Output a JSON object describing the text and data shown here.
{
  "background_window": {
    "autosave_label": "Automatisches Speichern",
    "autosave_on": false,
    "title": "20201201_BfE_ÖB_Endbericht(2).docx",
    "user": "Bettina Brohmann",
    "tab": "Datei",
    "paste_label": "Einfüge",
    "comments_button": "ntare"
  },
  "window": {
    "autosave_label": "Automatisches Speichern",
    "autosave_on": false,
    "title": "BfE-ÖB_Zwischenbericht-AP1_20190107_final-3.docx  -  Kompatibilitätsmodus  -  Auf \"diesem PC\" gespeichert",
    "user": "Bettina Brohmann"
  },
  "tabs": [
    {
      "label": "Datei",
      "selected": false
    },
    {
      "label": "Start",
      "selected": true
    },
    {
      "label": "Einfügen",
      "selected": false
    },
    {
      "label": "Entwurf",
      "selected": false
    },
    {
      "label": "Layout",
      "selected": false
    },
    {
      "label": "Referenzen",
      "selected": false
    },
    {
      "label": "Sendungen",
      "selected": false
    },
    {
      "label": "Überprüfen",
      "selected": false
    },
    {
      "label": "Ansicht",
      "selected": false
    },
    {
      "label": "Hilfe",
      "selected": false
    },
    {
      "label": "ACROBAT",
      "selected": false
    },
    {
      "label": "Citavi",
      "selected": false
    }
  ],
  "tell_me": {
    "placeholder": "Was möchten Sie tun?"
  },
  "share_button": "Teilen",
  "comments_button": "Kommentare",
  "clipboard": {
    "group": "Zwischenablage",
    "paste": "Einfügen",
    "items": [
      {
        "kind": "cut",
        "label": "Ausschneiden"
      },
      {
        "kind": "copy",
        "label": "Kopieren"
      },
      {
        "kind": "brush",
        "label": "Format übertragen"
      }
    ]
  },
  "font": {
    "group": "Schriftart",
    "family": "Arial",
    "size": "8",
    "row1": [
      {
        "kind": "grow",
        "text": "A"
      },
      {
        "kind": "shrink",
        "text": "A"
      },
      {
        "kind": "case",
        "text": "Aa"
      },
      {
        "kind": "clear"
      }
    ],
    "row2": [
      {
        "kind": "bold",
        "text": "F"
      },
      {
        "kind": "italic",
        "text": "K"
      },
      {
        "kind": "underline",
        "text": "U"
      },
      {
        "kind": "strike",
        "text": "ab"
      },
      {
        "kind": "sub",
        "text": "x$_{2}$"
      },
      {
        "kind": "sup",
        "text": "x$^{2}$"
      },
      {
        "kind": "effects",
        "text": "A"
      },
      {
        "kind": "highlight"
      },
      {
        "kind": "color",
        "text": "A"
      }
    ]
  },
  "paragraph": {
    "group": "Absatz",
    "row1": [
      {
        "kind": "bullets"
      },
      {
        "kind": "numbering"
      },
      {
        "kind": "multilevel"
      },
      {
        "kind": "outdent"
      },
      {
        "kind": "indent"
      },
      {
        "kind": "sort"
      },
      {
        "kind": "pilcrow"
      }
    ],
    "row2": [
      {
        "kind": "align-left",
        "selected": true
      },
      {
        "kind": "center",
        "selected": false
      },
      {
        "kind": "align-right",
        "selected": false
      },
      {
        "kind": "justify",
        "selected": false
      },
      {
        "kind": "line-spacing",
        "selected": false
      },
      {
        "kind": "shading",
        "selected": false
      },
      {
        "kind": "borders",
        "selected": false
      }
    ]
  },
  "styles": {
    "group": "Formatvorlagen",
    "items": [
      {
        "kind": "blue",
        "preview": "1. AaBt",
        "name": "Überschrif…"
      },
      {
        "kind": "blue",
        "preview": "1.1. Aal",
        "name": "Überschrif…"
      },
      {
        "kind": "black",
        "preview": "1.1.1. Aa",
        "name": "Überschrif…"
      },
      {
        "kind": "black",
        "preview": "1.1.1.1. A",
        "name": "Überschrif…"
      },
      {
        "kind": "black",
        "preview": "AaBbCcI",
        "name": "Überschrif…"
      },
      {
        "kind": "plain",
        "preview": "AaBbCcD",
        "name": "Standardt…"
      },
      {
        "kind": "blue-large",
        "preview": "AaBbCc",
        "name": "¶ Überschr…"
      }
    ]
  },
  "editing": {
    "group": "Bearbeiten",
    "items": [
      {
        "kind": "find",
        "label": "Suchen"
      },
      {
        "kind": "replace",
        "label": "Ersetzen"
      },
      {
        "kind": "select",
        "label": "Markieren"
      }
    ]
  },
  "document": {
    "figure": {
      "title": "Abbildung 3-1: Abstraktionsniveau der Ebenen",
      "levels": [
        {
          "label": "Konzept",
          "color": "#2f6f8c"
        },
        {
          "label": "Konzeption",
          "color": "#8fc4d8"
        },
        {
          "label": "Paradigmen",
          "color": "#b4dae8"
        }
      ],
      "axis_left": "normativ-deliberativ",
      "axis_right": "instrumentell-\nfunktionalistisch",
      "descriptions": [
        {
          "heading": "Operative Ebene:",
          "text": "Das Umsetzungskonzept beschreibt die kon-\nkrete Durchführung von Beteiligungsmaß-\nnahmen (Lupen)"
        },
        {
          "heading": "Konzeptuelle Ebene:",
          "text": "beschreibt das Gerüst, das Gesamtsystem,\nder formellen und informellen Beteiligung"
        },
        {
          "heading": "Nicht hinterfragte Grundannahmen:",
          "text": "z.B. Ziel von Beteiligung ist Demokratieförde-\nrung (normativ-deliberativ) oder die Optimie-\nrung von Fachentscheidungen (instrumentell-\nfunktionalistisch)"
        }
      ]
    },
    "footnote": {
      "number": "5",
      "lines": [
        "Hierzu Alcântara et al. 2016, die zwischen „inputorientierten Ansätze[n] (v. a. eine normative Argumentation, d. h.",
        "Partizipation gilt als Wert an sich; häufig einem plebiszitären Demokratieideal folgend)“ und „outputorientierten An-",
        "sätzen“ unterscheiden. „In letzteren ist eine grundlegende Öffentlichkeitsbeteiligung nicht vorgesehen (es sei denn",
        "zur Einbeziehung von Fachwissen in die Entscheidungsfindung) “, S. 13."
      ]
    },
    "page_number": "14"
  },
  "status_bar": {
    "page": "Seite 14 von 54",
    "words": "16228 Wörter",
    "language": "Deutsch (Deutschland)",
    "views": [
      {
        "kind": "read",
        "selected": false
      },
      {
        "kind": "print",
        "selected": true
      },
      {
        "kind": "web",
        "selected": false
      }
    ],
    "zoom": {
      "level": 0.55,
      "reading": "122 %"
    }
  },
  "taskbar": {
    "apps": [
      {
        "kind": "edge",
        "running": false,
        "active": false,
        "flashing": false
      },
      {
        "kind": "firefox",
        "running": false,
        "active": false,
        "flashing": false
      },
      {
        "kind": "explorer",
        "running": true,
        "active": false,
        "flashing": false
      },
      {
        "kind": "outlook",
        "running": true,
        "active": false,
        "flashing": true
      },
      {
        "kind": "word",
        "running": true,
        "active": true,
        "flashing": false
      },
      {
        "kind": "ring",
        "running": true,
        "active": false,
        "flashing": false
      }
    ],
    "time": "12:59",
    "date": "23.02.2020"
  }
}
====
Your objective ->
Write out all of the records once more, exactly.

Result below ->
Output a JSON object describing the text and data shown here.
{
  "background_window": {
    "autosave_label": "Automatisches Speichern",
    "autosave_on": false,
    "title": "20201201_BfE_ÖB_Endbericht(2).docx",
    "user": "Bettina Brohmann",
    "tab": "Datei",
    "paste_label": "Einfüge",
    "comments_button": "ntare"
  },
  "window": {
    "autosave_label": "Automatisches Speichern",
    "autosave_on": false,
    "title": "BfE-ÖB_Zwischenbericht-AP1_20190107_final-3.docx  -  Kompatibilitätsmodus  -  Auf \"diesem PC\" gespeichert",
    "user": "Bettina Brohmann"
  },
  "tabs": [
    {
      "label": "Datei",
      "selected": false
    },
    {
      "label": "Start",
      "selected": true
    },
    {
      "label": "Einfügen",
      "selected": false
    },
    {
      "label": "Entwurf",
      "selected": false
    },
    {
      "label": "Layout",
      "selected": false
    },
    {
      "label": "Referenzen",
      "selected": false
    },
    {
      "label": "Sendungen",
      "selected": false
    },
    {
      "label": "Überprüfen",
      "selected": false
    },
    {
      "label": "Ansicht",
      "selected": false
    },
    {
      "label": "Hilfe",
      "selected": false
    },
    {
      "label": "ACROBAT",
      "selected": false
    },
    {
      "label": "Citavi",
      "selected": false
    }
  ],
  "tell_me": {
    "placeholder": "Was möchten Sie tun?"
  },
  "share_button": "Teilen",
  "comments_button": "Kommentare",
  "clipboard": {
    "group": "Zwischenablage",
    "paste": "Einfügen",
    "items": [
      {
        "kind": "cut",
        "label": "Ausschneiden"
      },
      {
        "kind": "copy",
        "label": "Kopieren"
      },
      {
        "kind": "brush",
        "label": "Format übertragen"
      }
    ]
  },
  "font": {
    "group": "Schriftart",
    "family": "Arial",
    "size": "8",
    "row1": [
      {
        "kind": "grow",
        "text": "A"
      },
      {
        "kind": "shrink",
        "text": "A"
      },
      {
        "kind": "case",
        "text": "Aa"
      },
      {
        "kind": "clear"
      }
    ],
    "row2": [
      {
        "kind": "bold",
        "text": "F"
      },
      {
        "kind": "italic",
        "text": "K"
      },
      {
        "kind": "underline",
        "text": "U"
      },
      {
        "kind": "strike",
        "text": "ab"
      },
      {
        "kind": "sub",
        "text": "x$_{2}$"
      },
      {
        "kind": "sup",
        "text": "x$^{2}$"
      },
      {
        "kind": "effects",
        "text": "A"
      },
      {
        "kind": "highlight"
      },
      {
        "kind": "color",
        "text": "A"
      }
    ]
  },
  "paragraph": {
    "group": "Absatz",
    "row1": [
      {
        "kind": "bullets"
      },
      {
        "kind": "numbering"
      },
      {
        "kind": "multilevel"
      },
      {
        "kind": "outdent"
      },
      {
        "kind": "indent"
      },
      {
        "kind": "sort"
      },
      {
        "kind": "pilcrow"
      }
    ],
    "row2": [
      {
        "kind": "align-left",
        "selected": true
      },
      {
        "kind": "center",
        "selected": false
      },
      {
        "kind": "align-right",
        "selected": false
      },
      {
        "kind": "justify",
        "selected": false
      },
      {
        "kind": "line-spacing",
        "selected": false
      },
      {
        "kind": "shading",
        "selected": false
      },
      {
        "kind": "borders",
        "selected": false
      }
    ]
  },
  "styles": {
    "group": "Formatvorlagen",
    "items": [
      {
        "kind": "blue",
        "preview": "1. AaBt",
        "name": "Überschrif…"
      },
      {
        "kind": "blue",
        "preview": "1.1. Aal",
        "name": "Überschrif…"
      },
      {
        "kind": "black",
        "preview": "1.1.1. Aa",
        "name": "Überschrif…"
      },
      {
        "kind": "black",
        "preview": "1.1.1.1. A",
        "name": "Überschrif…"
      },
      {
        "kind": "black",
        "preview": "AaBbCcI",
        "name": "Überschrif…"
      },
      {
        "kind": "plain",
        "preview": "AaBbCcD",
        "name": "Standardt…"
      },
      {
        "kind": "blue-large",
        "preview": "AaBbCc",
        "name": "¶ Überschr…"
      }
    ]
  },
  "editing": {
    "group": "Bearbeiten",
    "items": [
      {
        "kind": "find",
        "label": "Suchen"
      },
      {
        "kind": "replace",
        "label": "Ersetzen"
      },
      {
        "kind": "select",
        "label": "Markieren"
      }
    ]
  },
  "document": {
    "figure": {
      "title": "Abbildung 3-1: Abstraktionsniveau der Ebenen",
      "levels": [
        {
          "label": "Konzept",
          "color": "#2f6f8c"
        },
        {
          "label": "Konzeption",
          "color": "#8fc4d8"
        },
        {
          "label": "Paradigmen",
          "color": "#b4dae8"
        }
      ],
      "axis_left": "normativ-deliberativ",
      "axis_right": "instrumentell-\nfunktionalistisch",
      "descriptions": [
        {
          "heading": "Operative Ebene:",
          "text": "Das Umsetzungskonzept beschreibt die kon-\nkrete Durchführung von Beteiligungsmaß-\nnahmen (Lupen)"
        },
        {
          "heading": "Konzeptuelle Ebene:",
          "text": "beschreibt das Gerüst, das Gesamtsystem,\nder formellen und informellen Beteiligung"
        },
        {
          "heading": "Nicht hinterfragte Grundannahmen:",
          "text": "z.B. Ziel von Beteiligung ist Demokratieförde-\nrung (normativ-deliberativ) oder die Optimie-\nrung von Fachentscheidungen (instrumentell-\nfunktionalistisch)"
        }
      ]
    },
    "footnote": {
      "number": "5",
      "lines": [
        "Hierzu Alcântara et al. 2016, die zwischen „inputorientierten Ansätze[n] (v. a. eine normative Argumentation, d. h.",
        "Partizipation gilt als Wert an sich; häufig einem plebiszitären Demokratieideal folgend)“ und „outputorientierten An-",
        "sätzen“ unterscheiden. „In letzteren ist eine grundlegende Öffentlichkeitsbeteiligung nicht vorgesehen (es sei denn",
        "zur Einbeziehung von Fachwissen in die Entscheidungsfindung) “, S. 13."
      ]
    },
    "page_number": "14"
  },
  "status_bar": {
    "page": "Seite 14 von 54",
    "words": "16228 Wörter",
    "language": "Deutsch (Deutschland)",
    "views": [
      {
        "kind": "read",
        "selected": false
      },
      {
        "kind": "print",
        "selected": true
      },
      {
        "kind": "web",
        "selected": false
      }
    ],
    "zoom": {
      "level": 0.55,
      "reading": "122 %"
    }
  },
  "taskbar": {
    "apps": [
      {
        "kind": "edge",
        "running": false,
        "active": false,
        "flashing": false
      },
      {
        "kind": "firefox",
        "running": false,
        "active": false,
        "flashing": false
      },
      {
        "kind": "explorer",
        "running": true,
        "active": false,
        "flashing": false
      },
      {
        "kind": "outlook",
        "running": true,
        "active": false,
        "flashing": true
      },
      {
        "kind": "word",
        "running": true,
        "active": true,
        "flashing": false
      },
      {
        "kind": "ring",
        "running": true,
        "active": false,
        "flashing": false
      }
    ],
    "time": "12:59",
    "date": "23.02.2020"
  }
}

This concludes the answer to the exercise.